■ STATED PROBLEM ■
Show each line of the data below that has the string "title" in it.

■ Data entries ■

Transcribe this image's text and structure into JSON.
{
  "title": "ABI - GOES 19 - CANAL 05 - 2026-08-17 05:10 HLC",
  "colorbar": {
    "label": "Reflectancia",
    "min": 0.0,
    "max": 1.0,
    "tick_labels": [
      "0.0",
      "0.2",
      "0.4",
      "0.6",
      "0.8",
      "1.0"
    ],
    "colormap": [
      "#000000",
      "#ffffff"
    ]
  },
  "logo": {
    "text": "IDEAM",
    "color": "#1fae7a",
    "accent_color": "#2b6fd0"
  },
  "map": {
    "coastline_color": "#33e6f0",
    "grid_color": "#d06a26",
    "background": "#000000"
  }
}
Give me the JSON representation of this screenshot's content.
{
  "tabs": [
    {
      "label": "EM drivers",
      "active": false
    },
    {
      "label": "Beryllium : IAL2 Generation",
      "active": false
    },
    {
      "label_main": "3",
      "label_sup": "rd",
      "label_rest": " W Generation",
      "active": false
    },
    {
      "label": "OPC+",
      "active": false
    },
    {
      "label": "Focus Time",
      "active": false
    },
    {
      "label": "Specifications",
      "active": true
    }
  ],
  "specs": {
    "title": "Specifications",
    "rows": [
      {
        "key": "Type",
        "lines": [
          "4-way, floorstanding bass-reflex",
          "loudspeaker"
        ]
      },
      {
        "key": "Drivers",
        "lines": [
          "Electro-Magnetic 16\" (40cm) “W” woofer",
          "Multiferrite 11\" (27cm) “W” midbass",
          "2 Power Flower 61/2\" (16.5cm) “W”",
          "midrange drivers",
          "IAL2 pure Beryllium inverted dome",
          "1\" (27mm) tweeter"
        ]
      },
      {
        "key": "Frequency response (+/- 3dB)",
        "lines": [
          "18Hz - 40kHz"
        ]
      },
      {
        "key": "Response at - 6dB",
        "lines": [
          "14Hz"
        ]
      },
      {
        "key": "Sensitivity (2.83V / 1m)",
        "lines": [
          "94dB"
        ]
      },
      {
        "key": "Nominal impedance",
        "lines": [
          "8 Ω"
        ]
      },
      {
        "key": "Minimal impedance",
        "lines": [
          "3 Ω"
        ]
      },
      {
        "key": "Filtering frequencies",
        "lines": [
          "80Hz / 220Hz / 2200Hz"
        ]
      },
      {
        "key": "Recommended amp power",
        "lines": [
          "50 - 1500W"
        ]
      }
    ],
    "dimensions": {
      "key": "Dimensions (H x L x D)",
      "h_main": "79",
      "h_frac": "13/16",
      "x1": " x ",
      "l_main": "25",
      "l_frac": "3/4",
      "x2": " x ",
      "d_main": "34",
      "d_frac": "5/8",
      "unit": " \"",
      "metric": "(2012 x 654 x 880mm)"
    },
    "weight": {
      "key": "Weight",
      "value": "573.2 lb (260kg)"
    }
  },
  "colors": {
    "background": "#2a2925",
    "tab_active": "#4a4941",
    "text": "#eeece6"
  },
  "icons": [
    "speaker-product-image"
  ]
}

■ OUTPUT FOR THIS TASK ■
  "title": "ABI - GOES 19 - CANAL 05 - 2026-08-17 05:10 HLC",
    "title": "Specifications",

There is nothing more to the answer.